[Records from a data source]

----

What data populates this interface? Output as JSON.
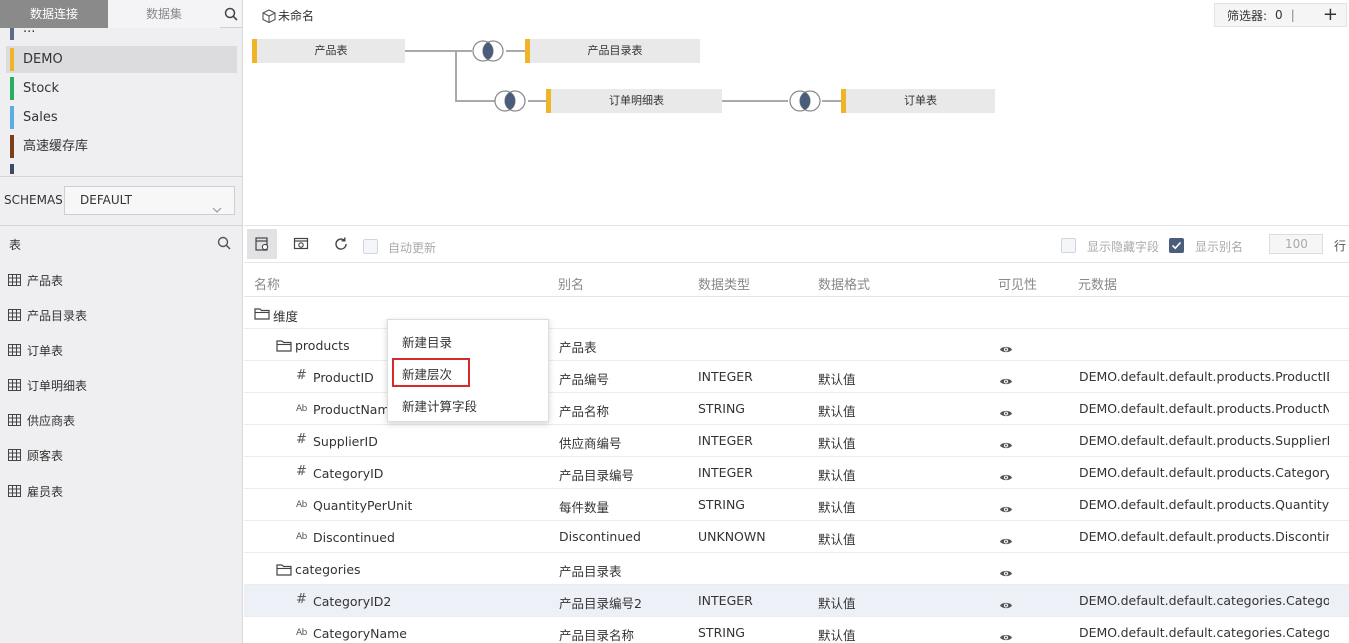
{
  "sidebar": {
    "tabs": [
      {
        "label": "数据连接"
      },
      {
        "label": "数据集"
      }
    ],
    "datasources": [
      {
        "label": "...",
        "color": "#5b6b88"
      },
      {
        "label": "DEMO",
        "color": "#f0b429",
        "selected": true
      },
      {
        "label": "Stock",
        "color": "#27ae60"
      },
      {
        "label": "Sales",
        "color": "#5dade2"
      },
      {
        "label": "高速缓存库",
        "color": "#7b3f1d"
      },
      {
        "label": "...",
        "color": "#3c4a66"
      }
    ],
    "schemas": {
      "label": "SCHEMAS",
      "value": "DEFAULT"
    },
    "tables_label": "表",
    "tables": [
      {
        "label": "产品表"
      },
      {
        "label": "产品目录表"
      },
      {
        "label": "订单表"
      },
      {
        "label": "订单明细表"
      },
      {
        "label": "供应商表"
      },
      {
        "label": "顾客表"
      },
      {
        "label": "雇员表"
      }
    ]
  },
  "diagram": {
    "title": "未命名",
    "filter_label": "筛选器:",
    "filter_count": "0",
    "filter_sep": "|",
    "nodes": [
      {
        "label": "产品表"
      },
      {
        "label": "产品目录表"
      },
      {
        "label": "订单明细表"
      },
      {
        "label": "订单表"
      }
    ]
  },
  "toolbar": {
    "auto_update_label": "自动更新",
    "show_hidden_label": "显示隐藏字段",
    "show_alias_label": "显示别名",
    "rows_value": "100",
    "rows_unit": "行",
    "auto_update_checked": false,
    "show_hidden_checked": false,
    "show_alias_checked": true
  },
  "grid": {
    "columns": {
      "name": "名称",
      "alias": "别名",
      "type": "数据类型",
      "format": "数据格式",
      "visibility": "可见性",
      "meta": "元数据"
    },
    "rows": [
      {
        "kind": "folder",
        "level": 0,
        "name": "维度",
        "alias": "",
        "type": "",
        "format": "",
        "visible": false,
        "meta": ""
      },
      {
        "kind": "folder",
        "level": 1,
        "name": "products",
        "alias": "产品表",
        "type": "",
        "format": "",
        "visible": true,
        "meta": ""
      },
      {
        "kind": "num",
        "level": 2,
        "name": "ProductID",
        "alias": "产品编号",
        "type": "INTEGER",
        "format": "默认值",
        "visible": true,
        "meta": "DEMO.default.default.products.ProductID"
      },
      {
        "kind": "str",
        "level": 2,
        "name": "ProductName",
        "alias": "产品名称",
        "type": "STRING",
        "format": "默认值",
        "visible": true,
        "meta": "DEMO.default.default.products.ProductN..."
      },
      {
        "kind": "num",
        "level": 2,
        "name": "SupplierID",
        "alias": "供应商编号",
        "type": "INTEGER",
        "format": "默认值",
        "visible": true,
        "meta": "DEMO.default.default.products.SupplierID"
      },
      {
        "kind": "num",
        "level": 2,
        "name": "CategoryID",
        "alias": "产品目录编号",
        "type": "INTEGER",
        "format": "默认值",
        "visible": true,
        "meta": "DEMO.default.default.products.CategoryID"
      },
      {
        "kind": "str",
        "level": 2,
        "name": "QuantityPerUnit",
        "alias": "每件数量",
        "type": "STRING",
        "format": "默认值",
        "visible": true,
        "meta": "DEMO.default.default.products.QuantityP..."
      },
      {
        "kind": "str",
        "level": 2,
        "name": "Discontinued",
        "alias": "Discontinued",
        "type": "UNKNOWN",
        "format": "默认值",
        "visible": true,
        "meta": "DEMO.default.default.products.Discontin..."
      },
      {
        "kind": "folder",
        "level": 1,
        "name": "categories",
        "alias": "产品目录表",
        "type": "",
        "format": "",
        "visible": true,
        "meta": ""
      },
      {
        "kind": "num",
        "level": 2,
        "name": "CategoryID2",
        "alias": "产品目录编号2",
        "type": "INTEGER",
        "format": "默认值",
        "visible": true,
        "meta": "DEMO.default.default.categories.Categor...",
        "selected": true
      },
      {
        "kind": "str",
        "level": 2,
        "name": "CategoryName",
        "alias": "产品目录名称",
        "type": "STRING",
        "format": "默认值",
        "visible": true,
        "meta": "DEMO.default.default.categories.Categor..."
      }
    ]
  },
  "context_menu": {
    "items": [
      {
        "label": "新建目录"
      },
      {
        "label": "新建层次",
        "highlighted": true
      },
      {
        "label": "新建计算字段"
      }
    ],
    "highlight_color": "#d52b2b"
  },
  "colors": {
    "accent_node": "#f0b429",
    "join_fill": "#4a5d7a"
  }
}
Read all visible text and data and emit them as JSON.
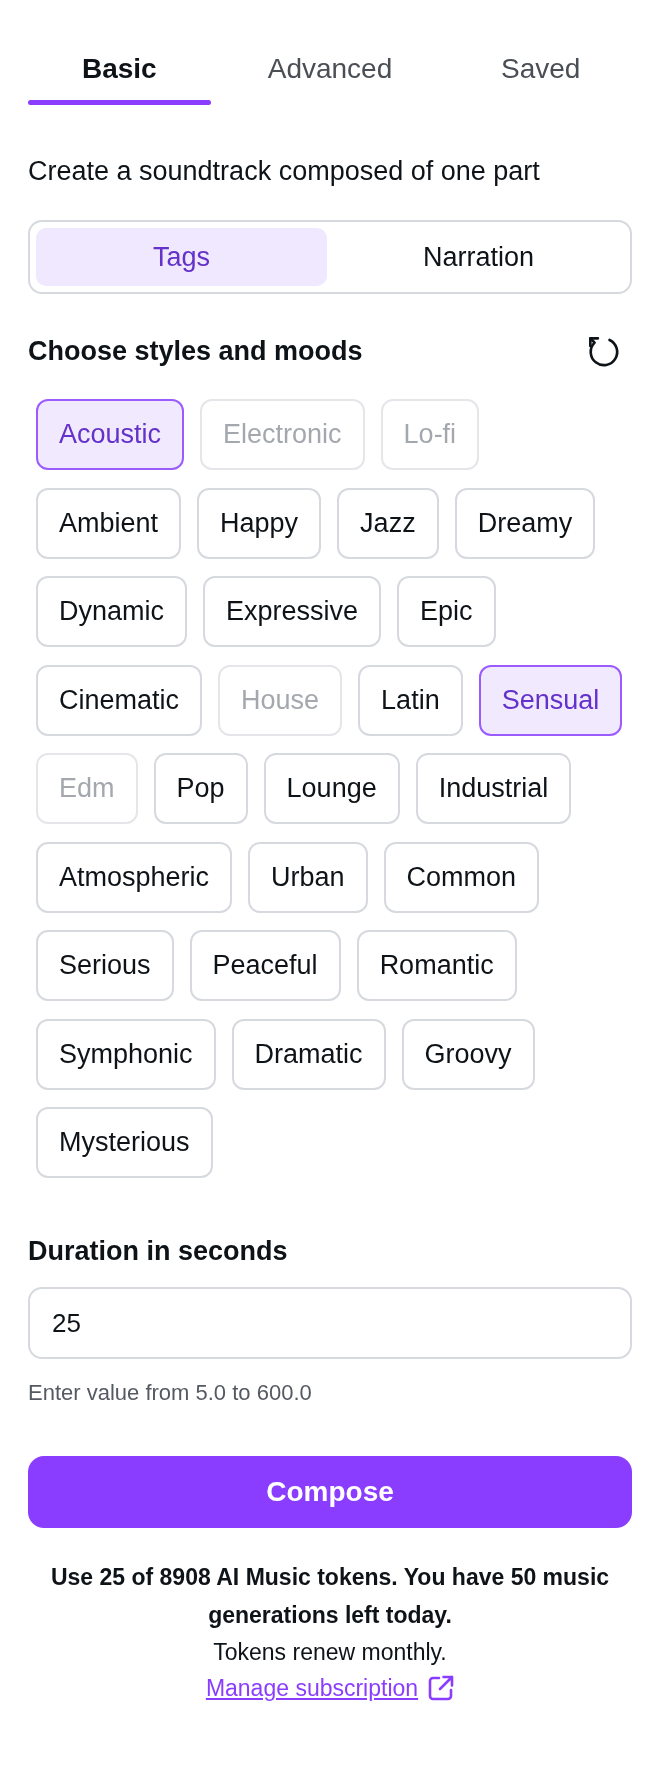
{
  "tabs": [
    {
      "label": "Basic",
      "selected": true
    },
    {
      "label": "Advanced",
      "selected": false
    },
    {
      "label": "Saved",
      "selected": false
    }
  ],
  "description": "Create a soundtrack composed of one part",
  "mode_switch": [
    {
      "label": "Tags",
      "selected": true
    },
    {
      "label": "Narration",
      "selected": false
    }
  ],
  "styles": {
    "heading": "Choose styles and moods",
    "tags": [
      {
        "label": "Acoustic",
        "selected": true,
        "disabled": false
      },
      {
        "label": "Electronic",
        "selected": false,
        "disabled": true
      },
      {
        "label": "Lo-fi",
        "selected": false,
        "disabled": true
      },
      {
        "label": "Ambient",
        "selected": false,
        "disabled": false
      },
      {
        "label": "Happy",
        "selected": false,
        "disabled": false
      },
      {
        "label": "Jazz",
        "selected": false,
        "disabled": false
      },
      {
        "label": "Dreamy",
        "selected": false,
        "disabled": false
      },
      {
        "label": "Dynamic",
        "selected": false,
        "disabled": false
      },
      {
        "label": "Expressive",
        "selected": false,
        "disabled": false
      },
      {
        "label": "Epic",
        "selected": false,
        "disabled": false
      },
      {
        "label": "Cinematic",
        "selected": false,
        "disabled": false
      },
      {
        "label": "House",
        "selected": false,
        "disabled": true
      },
      {
        "label": "Latin",
        "selected": false,
        "disabled": false
      },
      {
        "label": "Sensual",
        "selected": true,
        "disabled": false
      },
      {
        "label": "Edm",
        "selected": false,
        "disabled": true
      },
      {
        "label": "Pop",
        "selected": false,
        "disabled": false
      },
      {
        "label": "Lounge",
        "selected": false,
        "disabled": false
      },
      {
        "label": "Industrial",
        "selected": false,
        "disabled": false
      },
      {
        "label": "Atmospheric",
        "selected": false,
        "disabled": false
      },
      {
        "label": "Urban",
        "selected": false,
        "disabled": false
      },
      {
        "label": "Common",
        "selected": false,
        "disabled": false
      },
      {
        "label": "Serious",
        "selected": false,
        "disabled": false
      },
      {
        "label": "Peaceful",
        "selected": false,
        "disabled": false
      },
      {
        "label": "Romantic",
        "selected": false,
        "disabled": false
      },
      {
        "label": "Symphonic",
        "selected": false,
        "disabled": false
      },
      {
        "label": "Dramatic",
        "selected": false,
        "disabled": false
      },
      {
        "label": "Groovy",
        "selected": false,
        "disabled": false
      },
      {
        "label": "Mysterious",
        "selected": false,
        "disabled": false
      }
    ]
  },
  "duration": {
    "label": "Duration in seconds",
    "value": "25",
    "hint": "Enter value from 5.0 to 600.0"
  },
  "compose_button": "Compose",
  "usage": {
    "note": "Use 25 of 8908 AI Music tokens. You have 50 music generations left today.",
    "renewal": "Tokens renew monthly.",
    "link": "Manage subscription"
  }
}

----

• _Requirements_
Search the records for the word "SupplierID". Copy every line that has it.

• _Result_
        "name": "SupplierID",
        "meta": "DEMO.default.default.products.SupplierID"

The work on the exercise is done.